» To be done: Look for "elektronicznych" in each line of the entries, and return the matching lines.

# Start of Data shown

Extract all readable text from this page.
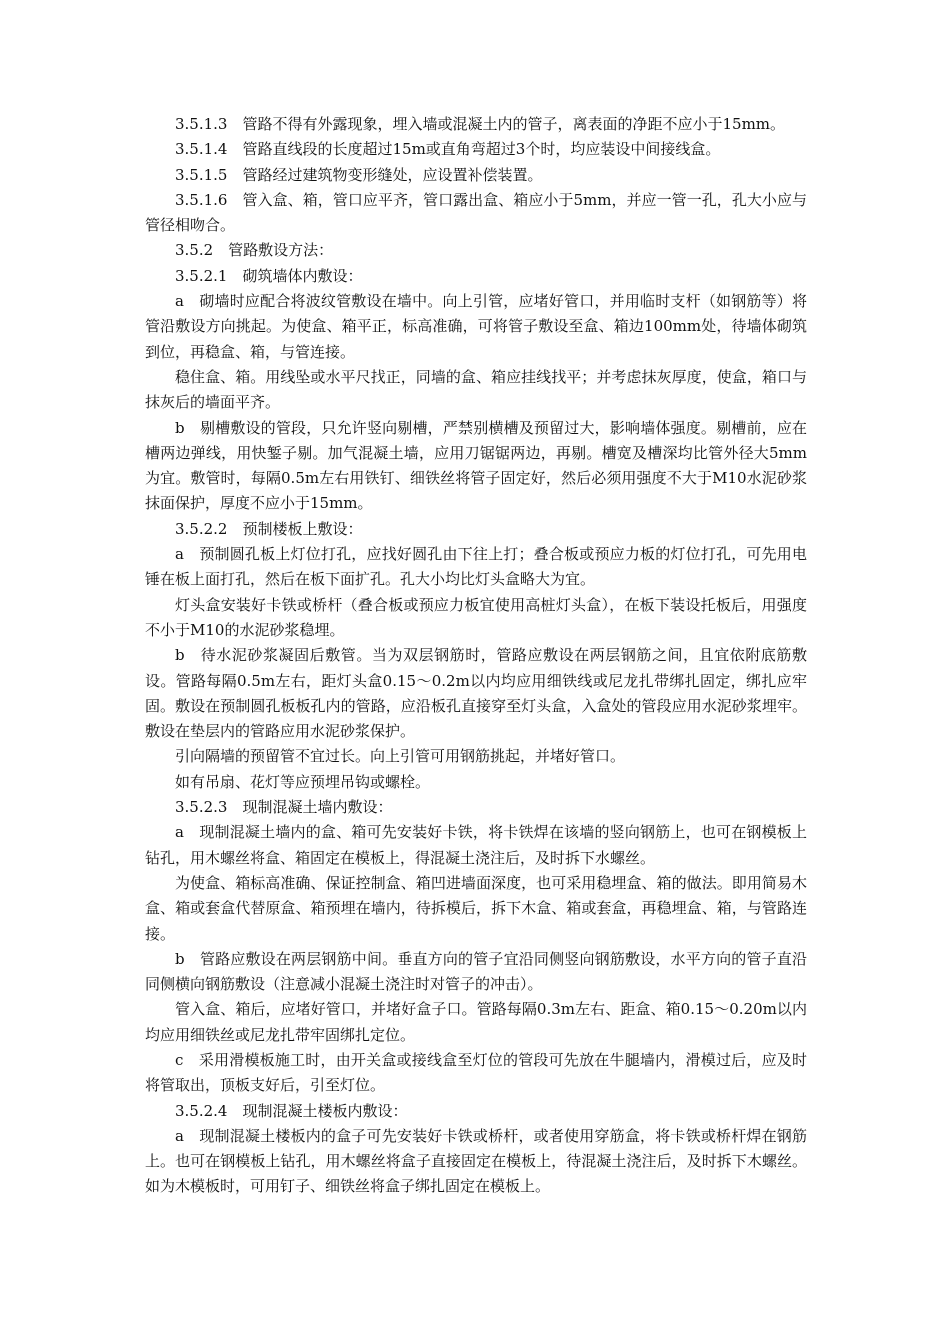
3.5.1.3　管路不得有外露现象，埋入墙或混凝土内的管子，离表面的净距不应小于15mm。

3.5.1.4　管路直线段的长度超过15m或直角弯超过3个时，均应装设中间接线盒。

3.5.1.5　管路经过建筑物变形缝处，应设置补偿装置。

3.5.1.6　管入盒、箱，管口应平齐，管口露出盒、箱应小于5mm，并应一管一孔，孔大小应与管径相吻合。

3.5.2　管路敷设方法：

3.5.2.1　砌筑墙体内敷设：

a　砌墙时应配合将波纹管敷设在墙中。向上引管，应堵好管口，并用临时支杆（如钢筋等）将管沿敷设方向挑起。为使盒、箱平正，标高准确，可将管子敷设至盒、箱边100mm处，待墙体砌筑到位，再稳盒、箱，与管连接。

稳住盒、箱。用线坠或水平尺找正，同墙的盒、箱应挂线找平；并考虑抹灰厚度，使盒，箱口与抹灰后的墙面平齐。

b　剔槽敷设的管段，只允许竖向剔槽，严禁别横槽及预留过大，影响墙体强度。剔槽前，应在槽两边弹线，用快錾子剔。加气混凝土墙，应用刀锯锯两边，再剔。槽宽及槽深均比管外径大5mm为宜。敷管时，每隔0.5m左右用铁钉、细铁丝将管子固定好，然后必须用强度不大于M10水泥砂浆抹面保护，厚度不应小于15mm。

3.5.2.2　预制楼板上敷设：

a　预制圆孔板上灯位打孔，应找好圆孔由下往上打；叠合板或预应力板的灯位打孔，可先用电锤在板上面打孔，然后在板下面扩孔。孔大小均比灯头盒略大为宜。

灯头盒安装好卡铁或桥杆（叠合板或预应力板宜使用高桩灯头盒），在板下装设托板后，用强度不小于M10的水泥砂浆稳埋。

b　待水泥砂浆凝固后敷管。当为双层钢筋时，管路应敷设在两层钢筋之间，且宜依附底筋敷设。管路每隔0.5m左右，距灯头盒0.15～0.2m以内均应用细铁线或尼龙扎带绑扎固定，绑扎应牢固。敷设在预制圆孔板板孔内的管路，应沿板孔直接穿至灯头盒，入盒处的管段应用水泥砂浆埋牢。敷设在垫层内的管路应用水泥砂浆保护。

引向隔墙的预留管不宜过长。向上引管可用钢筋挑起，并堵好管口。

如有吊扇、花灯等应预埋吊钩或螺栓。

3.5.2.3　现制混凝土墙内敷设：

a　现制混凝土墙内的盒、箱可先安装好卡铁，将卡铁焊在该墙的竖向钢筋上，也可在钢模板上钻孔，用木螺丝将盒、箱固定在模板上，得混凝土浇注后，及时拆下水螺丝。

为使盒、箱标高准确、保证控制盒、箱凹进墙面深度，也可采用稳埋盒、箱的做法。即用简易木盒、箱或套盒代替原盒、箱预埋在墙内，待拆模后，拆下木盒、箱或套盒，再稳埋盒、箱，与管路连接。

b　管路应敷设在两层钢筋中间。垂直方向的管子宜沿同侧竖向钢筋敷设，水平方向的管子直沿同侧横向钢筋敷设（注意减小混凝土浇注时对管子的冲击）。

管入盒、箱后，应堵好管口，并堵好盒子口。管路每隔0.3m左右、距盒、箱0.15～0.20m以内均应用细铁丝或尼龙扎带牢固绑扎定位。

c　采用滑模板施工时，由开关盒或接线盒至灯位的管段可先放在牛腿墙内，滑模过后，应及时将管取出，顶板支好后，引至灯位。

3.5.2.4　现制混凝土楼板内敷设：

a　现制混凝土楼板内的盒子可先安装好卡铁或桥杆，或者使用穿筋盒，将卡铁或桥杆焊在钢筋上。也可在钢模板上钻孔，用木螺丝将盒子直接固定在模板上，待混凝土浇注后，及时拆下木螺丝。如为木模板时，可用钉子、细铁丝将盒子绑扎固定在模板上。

# End of Data shown
# Start of Data shown

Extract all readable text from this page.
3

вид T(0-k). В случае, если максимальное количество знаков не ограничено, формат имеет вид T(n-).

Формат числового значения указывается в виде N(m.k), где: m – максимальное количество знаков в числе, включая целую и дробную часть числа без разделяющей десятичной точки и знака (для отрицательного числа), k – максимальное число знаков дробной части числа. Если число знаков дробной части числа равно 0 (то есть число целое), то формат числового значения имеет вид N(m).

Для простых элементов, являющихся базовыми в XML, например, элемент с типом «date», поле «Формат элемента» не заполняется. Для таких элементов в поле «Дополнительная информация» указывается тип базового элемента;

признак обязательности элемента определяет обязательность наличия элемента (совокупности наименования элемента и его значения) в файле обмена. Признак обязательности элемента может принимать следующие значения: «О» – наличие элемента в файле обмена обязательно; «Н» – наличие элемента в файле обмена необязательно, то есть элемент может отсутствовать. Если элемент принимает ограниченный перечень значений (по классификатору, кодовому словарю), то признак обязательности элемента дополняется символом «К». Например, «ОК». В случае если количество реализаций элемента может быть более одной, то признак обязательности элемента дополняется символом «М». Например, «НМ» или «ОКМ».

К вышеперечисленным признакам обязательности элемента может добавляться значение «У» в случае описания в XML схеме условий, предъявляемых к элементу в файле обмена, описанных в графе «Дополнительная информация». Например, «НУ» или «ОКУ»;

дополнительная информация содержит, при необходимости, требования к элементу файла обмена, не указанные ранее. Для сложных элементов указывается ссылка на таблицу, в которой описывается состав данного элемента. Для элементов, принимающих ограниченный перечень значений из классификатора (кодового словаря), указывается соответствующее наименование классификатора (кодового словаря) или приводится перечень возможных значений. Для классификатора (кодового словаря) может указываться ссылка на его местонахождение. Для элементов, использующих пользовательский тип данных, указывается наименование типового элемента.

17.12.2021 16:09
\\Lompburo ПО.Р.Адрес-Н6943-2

# End of Data shown
# Start of Data shown

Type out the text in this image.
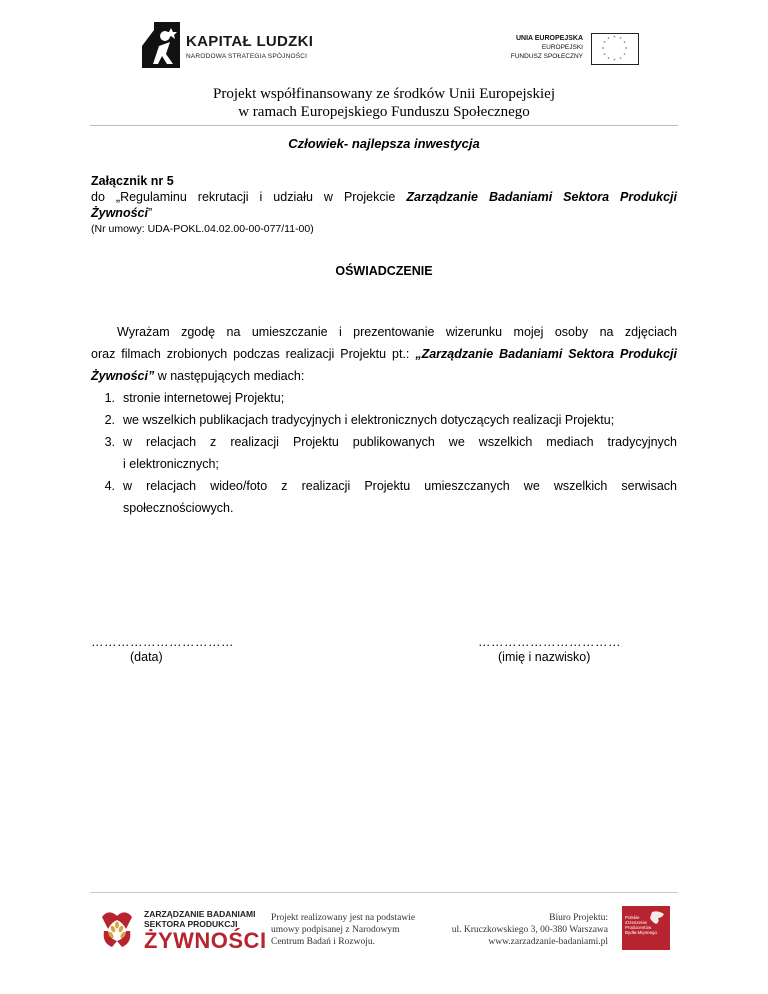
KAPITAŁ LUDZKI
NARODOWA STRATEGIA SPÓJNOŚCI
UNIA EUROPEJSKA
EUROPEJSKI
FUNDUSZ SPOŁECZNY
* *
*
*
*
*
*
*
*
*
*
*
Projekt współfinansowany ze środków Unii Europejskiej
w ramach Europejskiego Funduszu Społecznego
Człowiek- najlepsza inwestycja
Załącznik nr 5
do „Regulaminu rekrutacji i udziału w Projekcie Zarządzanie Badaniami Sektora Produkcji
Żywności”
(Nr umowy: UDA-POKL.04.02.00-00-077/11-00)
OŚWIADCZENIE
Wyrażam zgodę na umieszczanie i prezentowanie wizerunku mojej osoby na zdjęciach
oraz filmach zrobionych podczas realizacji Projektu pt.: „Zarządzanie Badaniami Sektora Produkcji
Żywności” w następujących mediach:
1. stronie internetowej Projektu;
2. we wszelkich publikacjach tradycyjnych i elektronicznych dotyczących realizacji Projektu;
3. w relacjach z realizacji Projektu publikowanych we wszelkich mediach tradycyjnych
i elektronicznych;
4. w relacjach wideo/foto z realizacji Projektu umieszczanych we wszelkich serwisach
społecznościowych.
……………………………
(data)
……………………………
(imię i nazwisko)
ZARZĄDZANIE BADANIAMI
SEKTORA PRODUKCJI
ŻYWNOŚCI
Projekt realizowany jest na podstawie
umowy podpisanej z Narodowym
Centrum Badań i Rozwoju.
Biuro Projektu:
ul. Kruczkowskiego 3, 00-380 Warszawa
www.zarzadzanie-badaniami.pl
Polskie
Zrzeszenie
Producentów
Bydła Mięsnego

# End of Data shown

» Exercise response:
2. we wszelkich publikacjach tradycyjnych i elektronicznych dotyczących realizacji Projektu;
i elektronicznych;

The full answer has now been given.